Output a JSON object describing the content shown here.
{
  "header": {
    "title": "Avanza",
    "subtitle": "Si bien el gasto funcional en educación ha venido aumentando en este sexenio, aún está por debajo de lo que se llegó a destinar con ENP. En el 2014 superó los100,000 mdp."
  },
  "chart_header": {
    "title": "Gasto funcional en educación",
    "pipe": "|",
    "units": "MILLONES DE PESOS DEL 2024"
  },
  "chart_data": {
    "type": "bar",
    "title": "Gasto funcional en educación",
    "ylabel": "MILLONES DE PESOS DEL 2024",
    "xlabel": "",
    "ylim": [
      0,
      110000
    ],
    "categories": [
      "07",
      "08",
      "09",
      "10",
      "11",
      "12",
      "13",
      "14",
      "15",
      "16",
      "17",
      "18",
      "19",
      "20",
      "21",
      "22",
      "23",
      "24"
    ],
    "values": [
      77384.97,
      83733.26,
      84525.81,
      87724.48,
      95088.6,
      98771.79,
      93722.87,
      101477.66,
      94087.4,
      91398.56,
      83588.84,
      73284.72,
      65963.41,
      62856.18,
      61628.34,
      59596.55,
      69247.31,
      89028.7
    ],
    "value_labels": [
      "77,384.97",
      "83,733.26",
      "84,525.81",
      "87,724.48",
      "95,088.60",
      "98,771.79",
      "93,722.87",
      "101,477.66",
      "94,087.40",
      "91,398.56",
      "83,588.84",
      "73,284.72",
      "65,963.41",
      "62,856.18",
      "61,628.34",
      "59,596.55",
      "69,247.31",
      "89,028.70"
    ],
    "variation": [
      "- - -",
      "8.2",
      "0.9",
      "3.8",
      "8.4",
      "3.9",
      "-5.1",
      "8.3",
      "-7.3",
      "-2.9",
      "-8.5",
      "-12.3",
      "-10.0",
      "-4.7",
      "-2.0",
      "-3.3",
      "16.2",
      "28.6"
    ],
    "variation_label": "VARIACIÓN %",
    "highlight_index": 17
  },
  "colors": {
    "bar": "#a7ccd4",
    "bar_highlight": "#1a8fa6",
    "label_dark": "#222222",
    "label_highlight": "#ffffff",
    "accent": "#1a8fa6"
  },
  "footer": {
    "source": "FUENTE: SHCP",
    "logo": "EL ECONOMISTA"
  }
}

---*---

■ **GIVEN TASK**:
Restate each record exactly as written.

■ **COMPLETE OUTPUT**:
Output a JSON object describing the content shown here.
{
  "header": {
    "title": "Avanza",
    "subtitle": "Si bien el gasto funcional en educación ha venido aumentando en este sexenio, aún está por debajo de lo que se llegó a destinar con ENP. En el 2014 superó los100,000 mdp."
  },
  "chart_header": {
    "title": "Gasto funcional en educación",
    "pipe": "|",
    "units": "MILLONES DE PESOS DEL 2024"
  },
  "chart_data": {
    "type": "bar",
    "title": "Gasto funcional en educación",
    "ylabel": "MILLONES DE PESOS DEL 2024",
    "xlabel": "",
    "ylim": [
      0,
      110000
    ],
    "categories": [
      "07",
      "08",
      "09",
      "10",
      "11",
      "12",
      "13",
      "14",
      "15",
      "16",
      "17",
      "18",
      "19",
      "20",
      "21",
      "22",
      "23",
      "24"
    ],
    "values": [
      77384.97,
      83733.26,
      84525.81,
      87724.48,
      95088.6,
      98771.79,
      93722.87,
      101477.66,
      94087.4,
      91398.56,
      83588.84,
      73284.72,
      65963.41,
      62856.18,
      61628.34,
      59596.55,
      69247.31,
      89028.7
    ],
    "value_labels": [
      "77,384.97",
      "83,733.26",
      "84,525.81",
      "87,724.48",
      "95,088.60",
      "98,771.79",
      "93,722.87",
      "101,477.66",
      "94,087.40",
      "91,398.56",
      "83,588.84",
      "73,284.72",
      "65,963.41",
      "62,856.18",
      "61,628.34",
      "59,596.55",
      "69,247.31",
      "89,028.70"
    ],
    "variation": [
      "- - -",
      "8.2",
      "0.9",
      "3.8",
      "8.4",
      "3.9",
      "-5.1",
      "8.3",
      "-7.3",
      "-2.9",
      "-8.5",
      "-12.3",
      "-10.0",
      "-4.7",
      "-2.0",
      "-3.3",
      "16.2",
      "28.6"
    ],
    "variation_label": "VARIACIÓN %",
    "highlight_index": 17
  },
  "colors": {
    "bar": "#a7ccd4",
    "bar_highlight": "#1a8fa6",
    "label_dark": "#222222",
    "label_highlight": "#ffffff",
    "accent": "#1a8fa6"
  },
  "footer": {
    "source": "FUENTE: SHCP",
    "logo": "EL ECONOMISTA"
  }
}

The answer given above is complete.